> To do: Write the entries below out again exactly; any picture in them stays out.
** START OF Extracted data **
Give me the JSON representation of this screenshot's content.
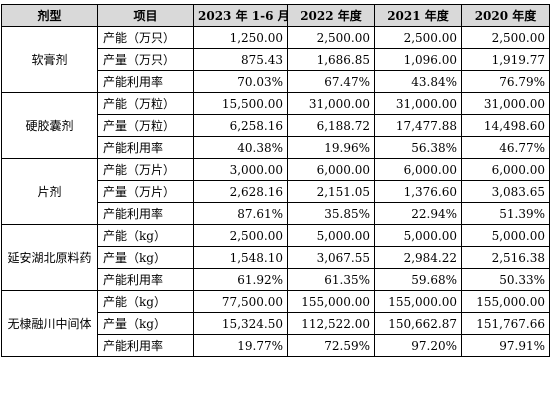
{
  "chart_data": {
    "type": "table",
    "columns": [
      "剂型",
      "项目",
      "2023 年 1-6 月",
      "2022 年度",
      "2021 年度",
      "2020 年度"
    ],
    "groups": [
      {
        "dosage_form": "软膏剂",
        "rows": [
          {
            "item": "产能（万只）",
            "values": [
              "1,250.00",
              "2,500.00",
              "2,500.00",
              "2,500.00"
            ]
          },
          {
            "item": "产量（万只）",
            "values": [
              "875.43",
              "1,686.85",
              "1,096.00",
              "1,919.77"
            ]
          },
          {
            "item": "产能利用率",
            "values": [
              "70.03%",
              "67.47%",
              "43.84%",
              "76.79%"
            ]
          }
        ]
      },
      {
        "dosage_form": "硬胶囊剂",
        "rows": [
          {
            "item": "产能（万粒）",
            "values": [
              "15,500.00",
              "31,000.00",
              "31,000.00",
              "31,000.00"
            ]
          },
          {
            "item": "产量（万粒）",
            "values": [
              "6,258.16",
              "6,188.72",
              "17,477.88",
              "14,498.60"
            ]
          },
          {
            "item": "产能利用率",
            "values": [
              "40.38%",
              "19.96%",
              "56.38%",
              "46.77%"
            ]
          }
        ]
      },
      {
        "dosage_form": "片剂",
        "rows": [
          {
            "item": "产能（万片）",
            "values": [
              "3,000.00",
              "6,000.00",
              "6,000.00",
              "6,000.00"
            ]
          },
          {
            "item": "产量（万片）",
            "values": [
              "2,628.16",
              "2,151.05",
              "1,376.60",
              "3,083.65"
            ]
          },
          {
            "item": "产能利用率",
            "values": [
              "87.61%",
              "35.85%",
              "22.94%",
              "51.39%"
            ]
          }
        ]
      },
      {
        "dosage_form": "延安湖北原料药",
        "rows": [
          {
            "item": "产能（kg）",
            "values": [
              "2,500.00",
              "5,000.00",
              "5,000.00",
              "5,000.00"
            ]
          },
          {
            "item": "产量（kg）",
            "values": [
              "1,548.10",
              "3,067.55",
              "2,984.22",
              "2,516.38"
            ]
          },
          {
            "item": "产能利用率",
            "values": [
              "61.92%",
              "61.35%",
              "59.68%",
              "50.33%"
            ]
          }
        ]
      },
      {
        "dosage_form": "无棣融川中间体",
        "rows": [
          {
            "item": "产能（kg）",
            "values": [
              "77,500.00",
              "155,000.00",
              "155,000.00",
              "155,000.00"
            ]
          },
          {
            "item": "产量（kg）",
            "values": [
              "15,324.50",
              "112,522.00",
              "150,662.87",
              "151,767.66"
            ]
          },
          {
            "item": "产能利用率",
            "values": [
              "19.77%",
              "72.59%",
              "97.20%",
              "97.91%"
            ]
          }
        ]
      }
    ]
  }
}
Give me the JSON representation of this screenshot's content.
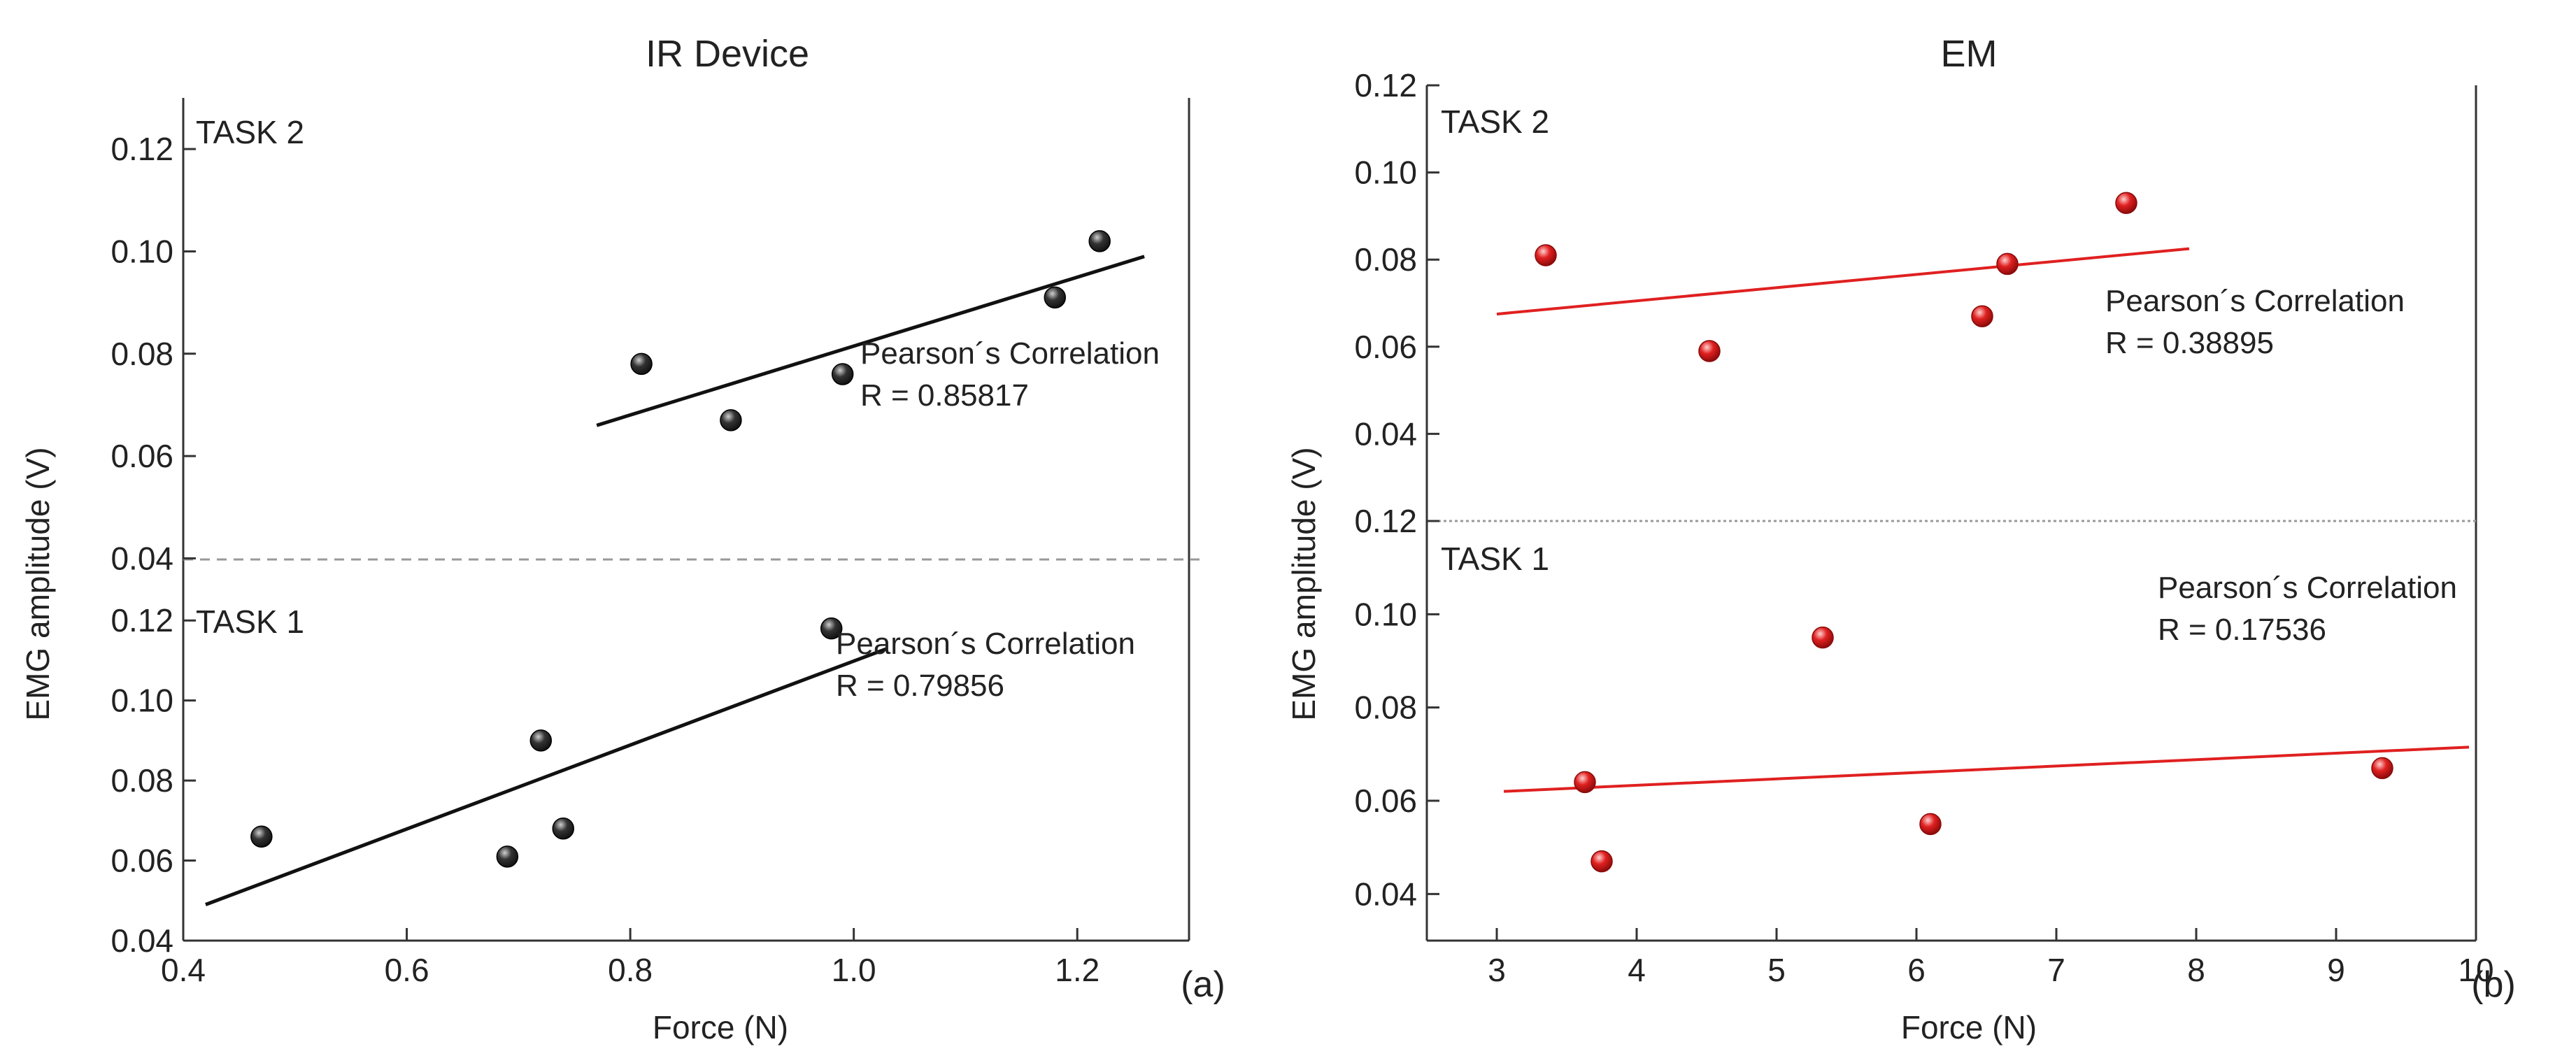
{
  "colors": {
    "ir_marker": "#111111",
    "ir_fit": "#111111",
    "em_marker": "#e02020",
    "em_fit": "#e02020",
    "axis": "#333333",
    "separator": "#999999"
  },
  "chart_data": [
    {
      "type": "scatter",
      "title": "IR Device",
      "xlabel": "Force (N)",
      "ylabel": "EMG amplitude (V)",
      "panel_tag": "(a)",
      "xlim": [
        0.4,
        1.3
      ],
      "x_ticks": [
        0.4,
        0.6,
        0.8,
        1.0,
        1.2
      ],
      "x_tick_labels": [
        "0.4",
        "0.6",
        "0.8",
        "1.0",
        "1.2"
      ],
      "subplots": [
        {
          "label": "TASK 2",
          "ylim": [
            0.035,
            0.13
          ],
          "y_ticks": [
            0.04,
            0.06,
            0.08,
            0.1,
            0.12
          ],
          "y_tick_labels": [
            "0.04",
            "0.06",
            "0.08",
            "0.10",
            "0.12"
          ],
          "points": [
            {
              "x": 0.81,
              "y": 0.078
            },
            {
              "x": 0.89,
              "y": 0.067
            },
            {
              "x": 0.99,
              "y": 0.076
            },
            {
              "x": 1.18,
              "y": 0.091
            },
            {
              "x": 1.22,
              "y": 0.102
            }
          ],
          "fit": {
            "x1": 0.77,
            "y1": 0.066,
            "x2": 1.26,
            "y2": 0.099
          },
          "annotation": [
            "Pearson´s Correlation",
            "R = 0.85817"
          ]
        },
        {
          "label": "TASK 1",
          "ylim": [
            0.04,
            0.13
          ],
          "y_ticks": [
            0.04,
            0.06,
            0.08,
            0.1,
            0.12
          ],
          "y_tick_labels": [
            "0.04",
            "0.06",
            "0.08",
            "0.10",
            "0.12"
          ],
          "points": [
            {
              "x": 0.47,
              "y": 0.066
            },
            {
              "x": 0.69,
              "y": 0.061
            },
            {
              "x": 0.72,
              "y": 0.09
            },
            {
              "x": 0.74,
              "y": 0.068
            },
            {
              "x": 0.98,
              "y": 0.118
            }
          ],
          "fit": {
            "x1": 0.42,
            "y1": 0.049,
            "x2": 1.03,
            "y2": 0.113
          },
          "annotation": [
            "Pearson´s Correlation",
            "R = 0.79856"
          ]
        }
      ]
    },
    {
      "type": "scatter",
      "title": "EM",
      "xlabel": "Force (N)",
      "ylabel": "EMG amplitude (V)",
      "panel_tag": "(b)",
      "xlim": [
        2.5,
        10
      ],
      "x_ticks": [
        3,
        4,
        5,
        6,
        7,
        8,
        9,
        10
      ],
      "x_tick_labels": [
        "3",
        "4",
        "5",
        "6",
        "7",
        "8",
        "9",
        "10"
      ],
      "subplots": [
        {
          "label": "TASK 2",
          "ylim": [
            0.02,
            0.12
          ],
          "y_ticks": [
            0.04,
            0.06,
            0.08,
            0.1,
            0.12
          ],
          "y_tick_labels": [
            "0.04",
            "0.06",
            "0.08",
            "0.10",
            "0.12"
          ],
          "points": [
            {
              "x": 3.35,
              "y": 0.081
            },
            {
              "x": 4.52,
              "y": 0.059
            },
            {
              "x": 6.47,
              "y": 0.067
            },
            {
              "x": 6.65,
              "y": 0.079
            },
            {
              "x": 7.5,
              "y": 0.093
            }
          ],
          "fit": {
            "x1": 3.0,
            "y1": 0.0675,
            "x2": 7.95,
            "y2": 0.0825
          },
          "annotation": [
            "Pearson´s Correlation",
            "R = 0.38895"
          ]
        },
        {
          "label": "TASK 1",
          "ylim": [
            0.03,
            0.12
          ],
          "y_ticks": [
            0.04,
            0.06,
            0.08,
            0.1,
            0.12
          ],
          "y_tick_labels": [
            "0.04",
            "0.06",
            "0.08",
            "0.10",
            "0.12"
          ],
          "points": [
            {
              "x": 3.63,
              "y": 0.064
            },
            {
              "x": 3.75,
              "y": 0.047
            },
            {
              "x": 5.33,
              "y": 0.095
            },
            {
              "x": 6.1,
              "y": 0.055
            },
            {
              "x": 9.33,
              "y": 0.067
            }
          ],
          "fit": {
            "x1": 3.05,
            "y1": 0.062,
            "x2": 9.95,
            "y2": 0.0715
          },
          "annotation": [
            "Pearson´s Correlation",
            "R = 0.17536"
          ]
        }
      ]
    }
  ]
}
** END OF Extracted data **
> The solution:
Give me the JSON representation of this screenshot's content.
{
  "chart_data": {
    "type": "table",
    "columns": [
      "剂型",
      "项目",
      "2023 年 1-6 月",
      "2022 年度",
      "2021 年度",
      "2020 年度"
    ],
    "groups": [
      {
        "dosage_form": "软膏剂",
        "rows": [
          {
            "item": "产能（万只）",
            "values": [
              "1,250.00",
              "2,500.00",
              "2,500.00",
              "2,500.00"
            ]
          },
          {
            "item": "产量（万只）",
            "values": [
              "875.43",
              "1,686.85",
              "1,096.00",
              "1,919.77"
            ]
          },
          {
            "item": "产能利用率",
            "values": [
              "70.03%",
              "67.47%",
              "43.84%",
              "76.79%"
            ]
          }
        ]
      },
      {
        "dosage_form": "硬胶囊剂",
        "rows": [
          {
            "item": "产能（万粒）",
            "values": [
              "15,500.00",
              "31,000.00",
              "31,000.00",
              "31,000.00"
            ]
          },
          {
            "item": "产量（万粒）",
            "values": [
              "6,258.16",
              "6,188.72",
              "17,477.88",
              "14,498.60"
            ]
          },
          {
            "item": "产能利用率",
            "values": [
              "40.38%",
              "19.96%",
              "56.38%",
              "46.77%"
            ]
          }
        ]
      },
      {
        "dosage_form": "片剂",
        "rows": [
          {
            "item": "产能（万片）",
            "values": [
              "3,000.00",
              "6,000.00",
              "6,000.00",
              "6,000.00"
            ]
          },
          {
            "item": "产量（万片）",
            "values": [
              "2,628.16",
              "2,151.05",
              "1,376.60",
              "3,083.65"
            ]
          },
          {
            "item": "产能利用率",
            "values": [
              "87.61%",
              "35.85%",
              "22.94%",
              "51.39%"
            ]
          }
        ]
      },
      {
        "dosage_form": "延安湖北原料药",
        "rows": [
          {
            "item": "产能（kg）",
            "values": [
              "2,500.00",
              "5,000.00",
              "5,000.00",
              "5,000.00"
            ]
          },
          {
            "item": "产量（kg）",
            "values": [
              "1,548.10",
              "3,067.55",
              "2,984.22",
              "2,516.38"
            ]
          },
          {
            "item": "产能利用率",
            "values": [
              "61.92%",
              "61.35%",
              "59.68%",
              "50.33%"
            ]
          }
        ]
      },
      {
        "dosage_form": "无棣融川中间体",
        "rows": [
          {
            "item": "产能（kg）",
            "values": [
              "77,500.00",
              "155,000.00",
              "155,000.00",
              "155,000.00"
            ]
          },
          {
            "item": "产量（kg）",
            "values": [
              "15,324.50",
              "112,522.00",
              "150,662.87",
              "151,767.66"
            ]
          },
          {
            "item": "产能利用率",
            "values": [
              "19.77%",
              "72.59%",
              "97.20%",
              "97.91%"
            ]
          }
        ]
      }
    ]
  }
}
Give me the JSON representation of this screenshot's content.
{
  "colors": {
    "ir_marker": "#111111",
    "ir_fit": "#111111",
    "em_marker": "#e02020",
    "em_fit": "#e02020",
    "axis": "#333333",
    "separator": "#999999"
  },
  "chart_data": [
    {
      "type": "scatter",
      "title": "IR Device",
      "xlabel": "Force (N)",
      "ylabel": "EMG amplitude (V)",
      "panel_tag": "(a)",
      "xlim": [
        0.4,
        1.3
      ],
      "x_ticks": [
        0.4,
        0.6,
        0.8,
        1.0,
        1.2
      ],
      "x_tick_labels": [
        "0.4",
        "0.6",
        "0.8",
        "1.0",
        "1.2"
      ],
      "subplots": [
        {
          "label": "TASK 2",
          "ylim": [
            0.035,
            0.13
          ],
          "y_ticks": [
            0.04,
            0.06,
            0.08,
            0.1,
            0.12
          ],
          "y_tick_labels": [
            "0.04",
            "0.06",
            "0.08",
            "0.10",
            "0.12"
          ],
          "points": [
            {
              "x": 0.81,
              "y": 0.078
            },
            {
              "x": 0.89,
              "y": 0.067
            },
            {
              "x": 0.99,
              "y": 0.076
            },
            {
              "x": 1.18,
              "y": 0.091
            },
            {
              "x": 1.22,
              "y": 0.102
            }
          ],
          "fit": {
            "x1": 0.77,
            "y1": 0.066,
            "x2": 1.26,
            "y2": 0.099
          },
          "annotation": [
            "Pearson´s Correlation",
            "R = 0.85817"
          ]
        },
        {
          "label": "TASK 1",
          "ylim": [
            0.04,
            0.13
          ],
          "y_ticks": [
            0.04,
            0.06,
            0.08,
            0.1,
            0.12
          ],
          "y_tick_labels": [
            "0.04",
            "0.06",
            "0.08",
            "0.10",
            "0.12"
          ],
          "points": [
            {
              "x": 0.47,
              "y": 0.066
            },
            {
              "x": 0.69,
              "y": 0.061
            },
            {
              "x": 0.72,
              "y": 0.09
            },
            {
              "x": 0.74,
              "y": 0.068
            },
            {
              "x": 0.98,
              "y": 0.118
            }
          ],
          "fit": {
            "x1": 0.42,
            "y1": 0.049,
            "x2": 1.03,
            "y2": 0.113
          },
          "annotation": [
            "Pearson´s Correlation",
            "R = 0.79856"
          ]
        }
      ]
    },
    {
      "type": "scatter",
      "title": "EM",
      "xlabel": "Force (N)",
      "ylabel": "EMG amplitude (V)",
      "panel_tag": "(b)",
      "xlim": [
        2.5,
        10
      ],
      "x_ticks": [
        3,
        4,
        5,
        6,
        7,
        8,
        9,
        10
      ],
      "x_tick_labels": [
        "3",
        "4",
        "5",
        "6",
        "7",
        "8",
        "9",
        "10"
      ],
      "subplots": [
        {
          "label": "TASK 2",
          "ylim": [
            0.02,
            0.12
          ],
          "y_ticks": [
            0.04,
            0.06,
            0.08,
            0.1,
            0.12
          ],
          "y_tick_labels": [
            "0.04",
            "0.06",
            "0.08",
            "0.10",
            "0.12"
          ],
          "points": [
            {
              "x": 3.35,
              "y": 0.081
            },
            {
              "x": 4.52,
              "y": 0.059
            },
            {
              "x": 6.47,
              "y": 0.067
            },
            {
              "x": 6.65,
              "y": 0.079
            },
            {
              "x": 7.5,
              "y": 0.093
            }
          ],
          "fit": {
            "x1": 3.0,
            "y1": 0.0675,
            "x2": 7.95,
            "y2": 0.0825
          },
          "annotation": [
            "Pearson´s Correlation",
            "R = 0.38895"
          ]
        },
        {
          "label": "TASK 1",
          "ylim": [
            0.03,
            0.12
          ],
          "y_ticks": [
            0.04,
            0.06,
            0.08,
            0.1,
            0.12
          ],
          "y_tick_labels": [
            "0.04",
            "0.06",
            "0.08",
            "0.10",
            "0.12"
          ],
          "points": [
            {
              "x": 3.63,
              "y": 0.064
            },
            {
              "x": 3.75,
              "y": 0.047
            },
            {
              "x": 5.33,
              "y": 0.095
            },
            {
              "x": 6.1,
              "y": 0.055
            },
            {
              "x": 9.33,
              "y": 0.067
            }
          ],
          "fit": {
            "x1": 3.05,
            "y1": 0.062,
            "x2": 9.95,
            "y2": 0.0715
          },
          "annotation": [
            "Pearson´s Correlation",
            "R = 0.17536"
          ]
        }
      ]
    }
  ]
}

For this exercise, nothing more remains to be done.